Saved data entries:

────────────────

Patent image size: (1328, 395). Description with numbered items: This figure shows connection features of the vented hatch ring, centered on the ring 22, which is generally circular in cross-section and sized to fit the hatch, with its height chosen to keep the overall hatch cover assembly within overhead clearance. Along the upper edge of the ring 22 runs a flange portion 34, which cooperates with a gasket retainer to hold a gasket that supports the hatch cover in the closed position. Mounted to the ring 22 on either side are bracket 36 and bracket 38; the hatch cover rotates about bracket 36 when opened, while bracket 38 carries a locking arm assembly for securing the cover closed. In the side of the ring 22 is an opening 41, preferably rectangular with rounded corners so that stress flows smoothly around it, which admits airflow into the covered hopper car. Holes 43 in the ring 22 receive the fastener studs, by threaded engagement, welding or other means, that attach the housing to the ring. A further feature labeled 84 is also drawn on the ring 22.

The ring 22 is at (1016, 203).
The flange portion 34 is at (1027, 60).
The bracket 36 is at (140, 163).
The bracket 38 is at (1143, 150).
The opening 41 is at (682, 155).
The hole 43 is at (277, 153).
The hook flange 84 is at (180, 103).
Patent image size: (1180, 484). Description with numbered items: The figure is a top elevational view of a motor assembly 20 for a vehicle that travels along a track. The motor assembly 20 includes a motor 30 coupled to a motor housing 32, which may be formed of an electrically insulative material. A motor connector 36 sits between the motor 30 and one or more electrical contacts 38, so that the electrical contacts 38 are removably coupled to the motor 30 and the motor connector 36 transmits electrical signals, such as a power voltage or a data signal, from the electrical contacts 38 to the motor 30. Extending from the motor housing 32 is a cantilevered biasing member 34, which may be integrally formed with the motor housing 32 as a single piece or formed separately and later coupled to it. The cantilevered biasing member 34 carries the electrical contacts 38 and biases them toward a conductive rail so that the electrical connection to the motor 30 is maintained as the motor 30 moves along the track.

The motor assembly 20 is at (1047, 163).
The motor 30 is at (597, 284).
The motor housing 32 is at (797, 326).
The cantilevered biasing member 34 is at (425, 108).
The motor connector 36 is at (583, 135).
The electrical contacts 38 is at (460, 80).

────────────────

## TASK GOAL
Please reproduce every line of the data above word for word, with nothing left out or changed.

## EXERCISE OUTPUT
Patent image size: (1328, 395). Description with numbered items: This figure shows connection features of the vented hatch ring, centered on the ring 22, which is generally circular in cross-section and sized to fit the hatch, with its height chosen to keep the overall hatch cover assembly within overhead clearance. Along the upper edge of the ring 22 runs a flange portion 34, which cooperates with a gasket retainer to hold a gasket that supports the hatch cover in the closed position. Mounted to the ring 22 on either side are bracket 36 and bracket 38; the hatch cover rotates about bracket 36 when opened, while bracket 38 carries a locking arm assembly for securing the cover closed. In the side of the ring 22 is an opening 41, preferably rectangular with rounded corners so that stress flows smoothly around it, which admits airflow into the covered hopper car. Holes 43 in the ring 22 receive the fastener studs, by threaded engagement, welding or other means, that attach the housing to the ring. A further feature labeled 84 is also drawn on the ring 22.

The ring 22 is at (1016, 203).
The flange portion 34 is at (1027, 60).
The bracket 36 is at (140, 163).
The bracket 38 is at (1143, 150).
The opening 41 is at (682, 155).
The hole 43 is at (277, 153).
The hook flange 84 is at (180, 103).
Patent image size: (1180, 484). Description with numbered items: The figure is a top elevational view of a motor assembly 20 for a vehicle that travels along a track. The motor assembly 20 includes a motor 30 coupled to a motor housing 32, which may be formed of an electrically insulative material. A motor connector 36 sits between the motor 30 and one or more electrical contacts 38, so that the electrical contacts 38 are removably coupled to the motor 30 and the motor connector 36 transmits electrical signals, such as a power voltage or a data signal, from the electrical contacts 38 to the motor 30. Extending from the motor housing 32 is a cantilevered biasing member 34, which may be integrally formed with the motor housing 32 as a single piece or formed separately and later coupled to it. The cantilevered biasing member 34 carries the electrical contacts 38 and biases them toward a conductive rail so that the electrical connection to the motor 30 is maintained as the motor 30 moves along the track.

The motor assembly 20 is at (1047, 163).
The motor 30 is at (597, 284).
The motor housing 32 is at (797, 326).
The cantilevered biasing member 34 is at (425, 108).
The motor connector 36 is at (583, 135).
The electrical contacts 38 is at (460, 80).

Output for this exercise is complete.